• [Sayfa alıntısı]:
═══

İkram Kali

Cumhuriyet ve Atatürk'ü niçin seviyoruz?

İkram Kali

Dün Cumhuriyetimizin kuruluşunun 97. yılını kutladık.  

Kutlamalar koronavirüs nedeniyle(!) sınırlı olsa da coşku sınırsızdı.   

Türkiye Cumhuriyeti devleti yurttaşı olmanın haklı onurunu, gururunu bir kez daha yaşadık. 

Çevremizdeki ülkelere baktıkça Cumhuriyet’e daha çok sahip çıkıyoruz, değerlerine daha çok sarılıyoruz.  

Yangın yerine dönen, kardeşin kardeşi vurduğu, kaynaklarının ve tüm değerlerinin talan edildiği, emperyalist güçlerin konuşlandığı komşu ülkelerde yaşanan acı olayları gördükçe Cumhuriyet’in kıymetini daha iyi anlıyor, Mustafa Kemal Atatürk’e olan şükran dolu sevgimiz ve bağlılığımız daha da artıyor.

 Atatürk ve silah arkadaşlarının kurduğu Türkiye Cumhuriyeti, coğrafyamızda tüm ülkelere örnek modeldir. Cumhuriyet karanlıkları aydınlatan, yurttaşı güçlendirmeyi esas alan yönetim şeklidir. Cumhuriyet,  bu coğrafyada umudun ve sığınılacak limanın adıdır.  Cumhuriyet kimsesizlerin kimsesidir.

═══

• [Veri kümesi içeriği]:
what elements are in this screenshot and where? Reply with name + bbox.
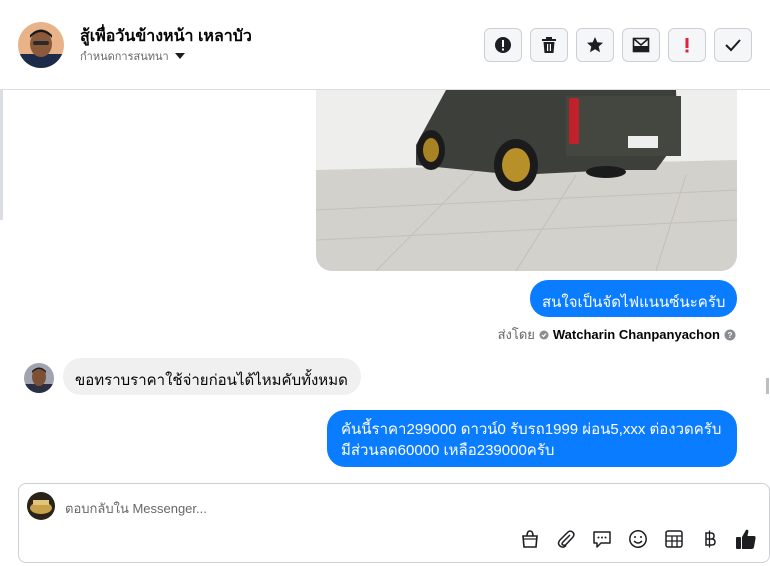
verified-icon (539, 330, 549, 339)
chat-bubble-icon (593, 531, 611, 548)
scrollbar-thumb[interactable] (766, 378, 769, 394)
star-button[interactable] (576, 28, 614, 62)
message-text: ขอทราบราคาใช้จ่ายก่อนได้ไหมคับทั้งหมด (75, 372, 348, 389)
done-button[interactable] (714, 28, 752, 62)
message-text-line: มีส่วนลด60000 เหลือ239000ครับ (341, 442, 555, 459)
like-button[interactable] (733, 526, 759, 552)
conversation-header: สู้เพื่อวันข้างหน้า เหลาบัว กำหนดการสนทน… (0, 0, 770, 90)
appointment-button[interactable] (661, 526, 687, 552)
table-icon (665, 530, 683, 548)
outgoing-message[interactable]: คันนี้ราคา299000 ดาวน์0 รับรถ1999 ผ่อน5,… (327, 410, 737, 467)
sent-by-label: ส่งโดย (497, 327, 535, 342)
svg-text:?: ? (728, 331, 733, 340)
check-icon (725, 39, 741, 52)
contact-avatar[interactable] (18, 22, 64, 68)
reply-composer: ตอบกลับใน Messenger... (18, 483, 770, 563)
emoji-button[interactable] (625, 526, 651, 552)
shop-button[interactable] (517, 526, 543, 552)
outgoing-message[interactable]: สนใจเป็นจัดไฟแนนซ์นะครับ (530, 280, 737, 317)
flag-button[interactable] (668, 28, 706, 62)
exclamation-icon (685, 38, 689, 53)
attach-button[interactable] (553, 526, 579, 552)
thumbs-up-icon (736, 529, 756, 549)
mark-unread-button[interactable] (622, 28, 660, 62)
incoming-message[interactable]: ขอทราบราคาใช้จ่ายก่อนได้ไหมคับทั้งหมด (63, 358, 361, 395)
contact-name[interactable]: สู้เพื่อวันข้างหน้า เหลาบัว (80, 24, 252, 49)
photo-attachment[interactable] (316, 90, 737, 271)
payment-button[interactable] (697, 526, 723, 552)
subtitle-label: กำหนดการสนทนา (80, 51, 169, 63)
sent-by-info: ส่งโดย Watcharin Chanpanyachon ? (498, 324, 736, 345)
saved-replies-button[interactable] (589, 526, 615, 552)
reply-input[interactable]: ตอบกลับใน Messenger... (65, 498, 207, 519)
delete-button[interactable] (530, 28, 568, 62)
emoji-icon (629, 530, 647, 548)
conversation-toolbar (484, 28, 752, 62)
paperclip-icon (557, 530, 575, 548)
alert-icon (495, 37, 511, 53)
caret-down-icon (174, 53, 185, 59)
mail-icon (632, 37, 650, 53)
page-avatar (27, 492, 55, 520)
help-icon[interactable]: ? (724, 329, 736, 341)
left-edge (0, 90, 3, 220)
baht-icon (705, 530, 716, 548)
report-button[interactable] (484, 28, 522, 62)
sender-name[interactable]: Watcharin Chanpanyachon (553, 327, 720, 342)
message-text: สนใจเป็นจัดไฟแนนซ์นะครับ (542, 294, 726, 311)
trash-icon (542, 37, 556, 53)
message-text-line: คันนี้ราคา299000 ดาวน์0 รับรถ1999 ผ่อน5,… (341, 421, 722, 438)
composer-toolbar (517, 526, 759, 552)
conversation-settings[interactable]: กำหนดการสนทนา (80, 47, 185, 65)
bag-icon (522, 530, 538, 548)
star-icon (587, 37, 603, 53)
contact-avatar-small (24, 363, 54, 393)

═══

• [Hedefler]:
A - Cumhuriyet yazısında "Cumhuriyet ve Atatürk'ü" ifadesinden "da coşku sınırsızdı." ifadesine kadar olan bölümü, "coşku" yerine "heyecan" koyarak yeniden yazın.
B - Cumhuriyet yazısında komşu ülkeler için sayılan nitelikleri sıralayın.
Kayıtların Cumhuriyet yazısıyla hiçbir bağlantısı yoktur.

• [Yanıtlar]:
A -
Cumhuriyet ve Atatürk'ü niçin seviyoruz?

İkram Kali

Dün Cumhuriyetimizin kuruluşunun 97. yılını kutladık.  

Kutlamalar koronavirüs nedeniyle(!) sınırlı olsa da heyecan sınırsızdı.

B -
- Yangın yerine dönen
- Kardeşin kardeşi vurduğu
- Kaynaklarının ve tüm değerlerinin talan edildiği
- Emperyalist güçlerin konuşlandığı